» **WHAT TO WORK ON**
In the entries below, find the lines with the word "Ставок" and copy them.

» **RECORDED INFORMATION**
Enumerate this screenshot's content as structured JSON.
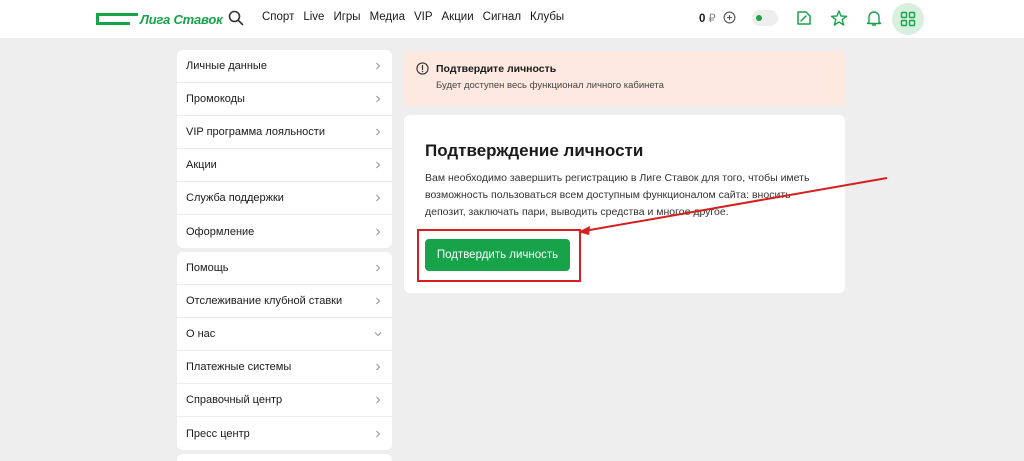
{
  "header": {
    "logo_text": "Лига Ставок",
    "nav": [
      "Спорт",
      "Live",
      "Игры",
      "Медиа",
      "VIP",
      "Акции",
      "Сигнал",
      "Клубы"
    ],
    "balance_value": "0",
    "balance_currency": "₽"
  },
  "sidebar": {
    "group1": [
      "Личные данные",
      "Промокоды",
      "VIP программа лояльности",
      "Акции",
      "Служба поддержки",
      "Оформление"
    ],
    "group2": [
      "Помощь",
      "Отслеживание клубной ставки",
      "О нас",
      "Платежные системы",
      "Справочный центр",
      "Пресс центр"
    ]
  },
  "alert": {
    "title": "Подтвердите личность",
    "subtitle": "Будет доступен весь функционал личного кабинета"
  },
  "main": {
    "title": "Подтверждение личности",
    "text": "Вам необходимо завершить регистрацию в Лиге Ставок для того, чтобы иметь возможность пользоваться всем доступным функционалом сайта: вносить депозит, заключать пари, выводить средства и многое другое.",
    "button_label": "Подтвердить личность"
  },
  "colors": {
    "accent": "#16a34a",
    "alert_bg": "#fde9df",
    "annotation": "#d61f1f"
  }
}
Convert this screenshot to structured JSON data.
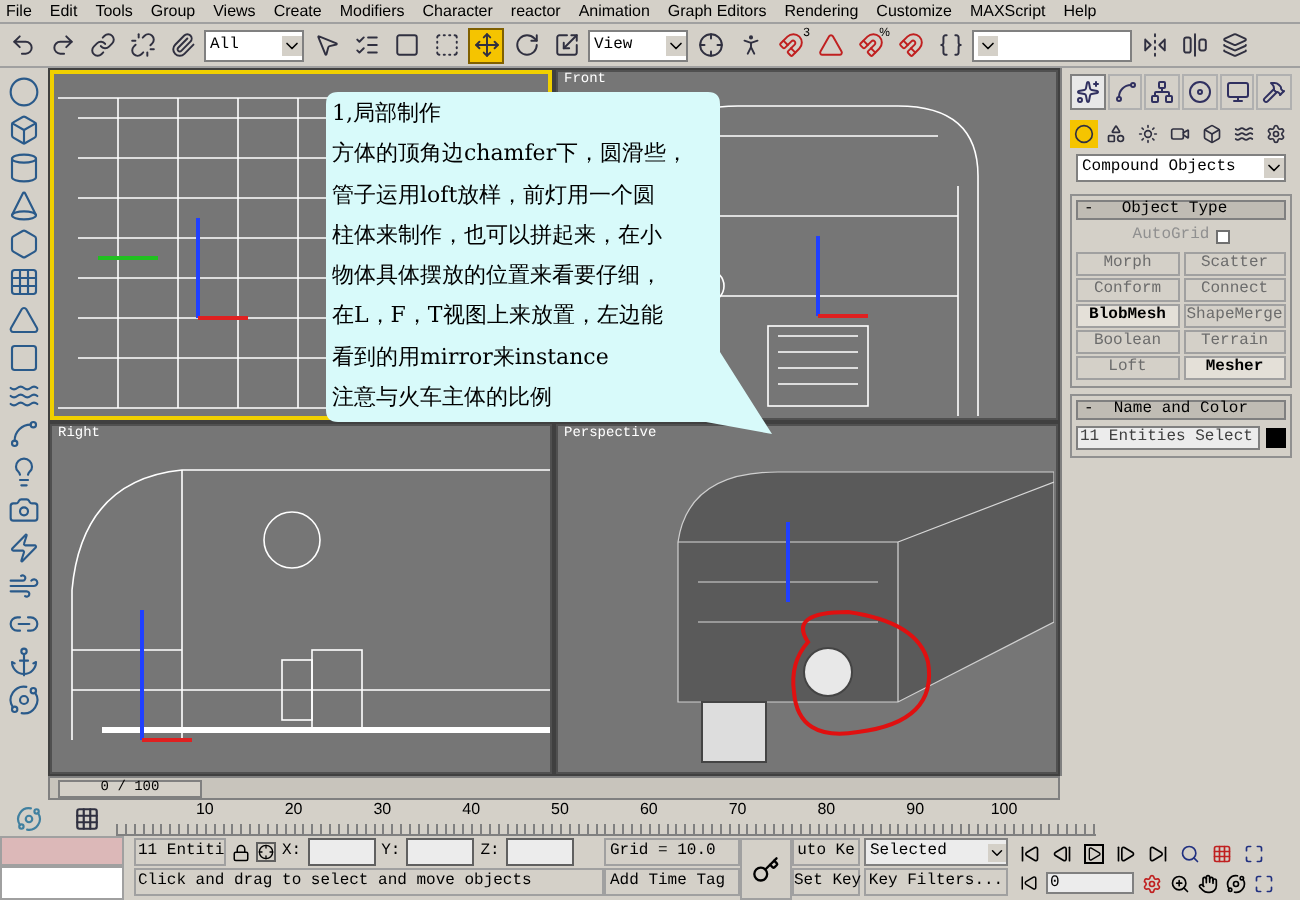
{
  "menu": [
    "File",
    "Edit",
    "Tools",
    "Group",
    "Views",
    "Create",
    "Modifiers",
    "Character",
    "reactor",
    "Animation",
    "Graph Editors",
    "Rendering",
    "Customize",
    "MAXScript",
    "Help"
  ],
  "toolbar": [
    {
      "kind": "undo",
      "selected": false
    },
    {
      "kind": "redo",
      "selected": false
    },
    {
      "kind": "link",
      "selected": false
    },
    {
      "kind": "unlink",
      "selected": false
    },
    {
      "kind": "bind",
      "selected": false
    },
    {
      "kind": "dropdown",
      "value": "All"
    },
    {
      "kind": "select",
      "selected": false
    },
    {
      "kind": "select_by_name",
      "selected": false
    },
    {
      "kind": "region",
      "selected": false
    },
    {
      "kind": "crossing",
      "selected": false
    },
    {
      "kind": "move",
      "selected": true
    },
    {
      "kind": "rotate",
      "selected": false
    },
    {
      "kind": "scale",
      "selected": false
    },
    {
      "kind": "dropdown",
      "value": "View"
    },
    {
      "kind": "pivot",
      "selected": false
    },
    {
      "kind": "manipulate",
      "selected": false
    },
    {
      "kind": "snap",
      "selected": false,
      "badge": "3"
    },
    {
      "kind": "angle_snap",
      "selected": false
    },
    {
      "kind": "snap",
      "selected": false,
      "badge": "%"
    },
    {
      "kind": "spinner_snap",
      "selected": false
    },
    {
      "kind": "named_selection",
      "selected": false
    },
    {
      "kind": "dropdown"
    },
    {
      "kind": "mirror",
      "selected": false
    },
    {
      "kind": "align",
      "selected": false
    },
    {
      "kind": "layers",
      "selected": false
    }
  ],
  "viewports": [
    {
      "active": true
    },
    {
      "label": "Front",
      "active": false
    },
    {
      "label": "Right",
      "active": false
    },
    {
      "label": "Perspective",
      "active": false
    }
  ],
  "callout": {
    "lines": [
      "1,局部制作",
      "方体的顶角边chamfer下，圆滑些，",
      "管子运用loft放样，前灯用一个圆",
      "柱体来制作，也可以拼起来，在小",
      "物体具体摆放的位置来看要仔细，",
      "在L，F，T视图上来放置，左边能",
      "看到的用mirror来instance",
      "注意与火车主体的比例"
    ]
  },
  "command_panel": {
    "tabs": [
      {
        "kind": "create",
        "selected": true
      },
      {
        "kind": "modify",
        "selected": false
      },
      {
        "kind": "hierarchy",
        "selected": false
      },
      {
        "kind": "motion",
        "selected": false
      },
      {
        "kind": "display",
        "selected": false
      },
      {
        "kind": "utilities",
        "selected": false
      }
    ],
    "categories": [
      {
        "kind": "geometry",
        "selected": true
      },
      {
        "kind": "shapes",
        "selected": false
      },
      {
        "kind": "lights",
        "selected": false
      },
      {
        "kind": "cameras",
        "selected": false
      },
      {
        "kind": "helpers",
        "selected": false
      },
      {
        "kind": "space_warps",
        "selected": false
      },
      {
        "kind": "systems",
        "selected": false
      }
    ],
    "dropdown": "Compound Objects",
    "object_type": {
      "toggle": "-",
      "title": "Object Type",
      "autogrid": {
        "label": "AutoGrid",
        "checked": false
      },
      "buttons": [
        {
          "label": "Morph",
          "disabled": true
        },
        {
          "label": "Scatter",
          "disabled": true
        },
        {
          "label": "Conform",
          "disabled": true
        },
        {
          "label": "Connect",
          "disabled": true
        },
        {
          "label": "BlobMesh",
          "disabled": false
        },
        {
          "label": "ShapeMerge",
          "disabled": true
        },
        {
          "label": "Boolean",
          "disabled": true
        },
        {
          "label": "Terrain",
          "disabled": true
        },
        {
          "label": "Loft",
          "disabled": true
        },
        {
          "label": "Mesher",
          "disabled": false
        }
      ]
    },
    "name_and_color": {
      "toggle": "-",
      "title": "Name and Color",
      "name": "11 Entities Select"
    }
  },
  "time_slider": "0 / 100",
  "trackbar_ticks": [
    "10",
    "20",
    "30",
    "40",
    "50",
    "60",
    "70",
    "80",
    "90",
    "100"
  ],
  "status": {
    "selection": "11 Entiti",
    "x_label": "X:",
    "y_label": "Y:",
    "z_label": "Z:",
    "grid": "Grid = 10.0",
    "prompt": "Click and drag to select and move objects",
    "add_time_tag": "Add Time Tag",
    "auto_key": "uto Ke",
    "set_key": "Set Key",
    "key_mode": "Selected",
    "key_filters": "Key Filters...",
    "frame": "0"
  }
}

* * *

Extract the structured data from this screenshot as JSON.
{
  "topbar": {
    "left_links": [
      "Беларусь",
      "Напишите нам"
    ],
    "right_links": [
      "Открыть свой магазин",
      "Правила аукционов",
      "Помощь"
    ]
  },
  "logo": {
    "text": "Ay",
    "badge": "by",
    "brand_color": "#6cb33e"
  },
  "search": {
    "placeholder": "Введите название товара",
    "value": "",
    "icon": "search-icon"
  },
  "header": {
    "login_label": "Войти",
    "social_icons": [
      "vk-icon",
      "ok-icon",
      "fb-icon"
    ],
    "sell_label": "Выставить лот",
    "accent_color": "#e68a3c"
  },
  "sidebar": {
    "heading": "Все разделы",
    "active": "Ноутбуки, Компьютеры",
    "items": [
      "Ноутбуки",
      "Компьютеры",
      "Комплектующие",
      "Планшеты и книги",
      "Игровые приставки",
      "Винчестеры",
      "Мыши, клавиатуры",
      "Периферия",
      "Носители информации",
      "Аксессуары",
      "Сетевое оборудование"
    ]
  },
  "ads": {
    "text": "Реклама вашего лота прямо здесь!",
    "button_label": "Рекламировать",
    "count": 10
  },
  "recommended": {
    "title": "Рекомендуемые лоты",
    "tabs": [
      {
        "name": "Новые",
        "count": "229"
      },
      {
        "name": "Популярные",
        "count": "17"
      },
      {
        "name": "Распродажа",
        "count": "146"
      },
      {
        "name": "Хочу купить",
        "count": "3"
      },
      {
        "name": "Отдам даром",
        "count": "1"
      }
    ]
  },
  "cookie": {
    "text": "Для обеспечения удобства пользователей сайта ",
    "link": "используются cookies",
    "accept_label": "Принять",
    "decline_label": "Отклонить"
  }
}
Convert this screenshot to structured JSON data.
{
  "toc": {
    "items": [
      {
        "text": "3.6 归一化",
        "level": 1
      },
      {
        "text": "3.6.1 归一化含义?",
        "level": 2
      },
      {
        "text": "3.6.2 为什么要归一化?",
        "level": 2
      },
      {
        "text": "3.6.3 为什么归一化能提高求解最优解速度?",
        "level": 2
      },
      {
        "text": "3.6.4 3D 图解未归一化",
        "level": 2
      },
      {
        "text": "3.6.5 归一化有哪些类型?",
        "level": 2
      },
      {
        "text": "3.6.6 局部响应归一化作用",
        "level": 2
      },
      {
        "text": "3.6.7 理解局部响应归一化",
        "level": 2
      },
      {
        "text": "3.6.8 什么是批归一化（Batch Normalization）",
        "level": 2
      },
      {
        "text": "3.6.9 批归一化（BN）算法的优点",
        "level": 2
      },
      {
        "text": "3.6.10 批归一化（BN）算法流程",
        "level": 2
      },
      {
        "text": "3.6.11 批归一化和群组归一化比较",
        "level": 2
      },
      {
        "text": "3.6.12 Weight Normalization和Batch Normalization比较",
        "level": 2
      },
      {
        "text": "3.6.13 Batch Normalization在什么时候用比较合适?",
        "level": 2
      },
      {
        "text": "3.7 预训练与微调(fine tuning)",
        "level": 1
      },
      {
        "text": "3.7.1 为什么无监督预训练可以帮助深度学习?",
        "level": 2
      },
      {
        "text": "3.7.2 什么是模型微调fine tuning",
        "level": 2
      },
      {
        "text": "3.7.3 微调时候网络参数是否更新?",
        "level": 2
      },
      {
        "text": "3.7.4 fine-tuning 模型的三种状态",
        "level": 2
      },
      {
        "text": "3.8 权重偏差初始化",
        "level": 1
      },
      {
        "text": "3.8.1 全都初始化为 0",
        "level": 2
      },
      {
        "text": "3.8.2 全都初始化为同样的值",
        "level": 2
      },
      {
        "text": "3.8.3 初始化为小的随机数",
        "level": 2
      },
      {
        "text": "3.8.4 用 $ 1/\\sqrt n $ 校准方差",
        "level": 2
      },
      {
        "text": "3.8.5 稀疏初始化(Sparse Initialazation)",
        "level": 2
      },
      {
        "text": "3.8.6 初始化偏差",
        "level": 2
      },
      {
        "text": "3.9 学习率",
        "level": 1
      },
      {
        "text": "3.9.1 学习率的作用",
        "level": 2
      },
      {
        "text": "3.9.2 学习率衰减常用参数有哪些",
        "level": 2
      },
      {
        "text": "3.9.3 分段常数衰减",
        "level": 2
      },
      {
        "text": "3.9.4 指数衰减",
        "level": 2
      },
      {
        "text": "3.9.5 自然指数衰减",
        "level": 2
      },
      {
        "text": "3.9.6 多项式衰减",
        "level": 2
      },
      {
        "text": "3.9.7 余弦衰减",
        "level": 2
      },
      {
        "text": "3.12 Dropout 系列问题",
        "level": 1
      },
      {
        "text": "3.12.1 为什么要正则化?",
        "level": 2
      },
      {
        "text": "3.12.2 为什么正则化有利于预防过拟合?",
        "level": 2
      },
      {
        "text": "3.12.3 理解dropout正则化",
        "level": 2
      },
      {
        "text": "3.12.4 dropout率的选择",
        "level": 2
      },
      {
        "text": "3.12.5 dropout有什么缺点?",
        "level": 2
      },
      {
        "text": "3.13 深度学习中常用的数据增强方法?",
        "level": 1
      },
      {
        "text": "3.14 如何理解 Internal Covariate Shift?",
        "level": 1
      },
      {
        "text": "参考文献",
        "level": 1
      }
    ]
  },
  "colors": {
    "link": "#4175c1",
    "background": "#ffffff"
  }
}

» **WRITTEN SOLUTION**
    "logo_text": "Лига Ставок",
    "text": "Вам необходимо завершить регистрацию в Лиге Ставок для того, чтобы иметь возможность пользоваться всем доступным функционалом сайта: вносить депозит, заключать пари, выводить средства и многое другое.",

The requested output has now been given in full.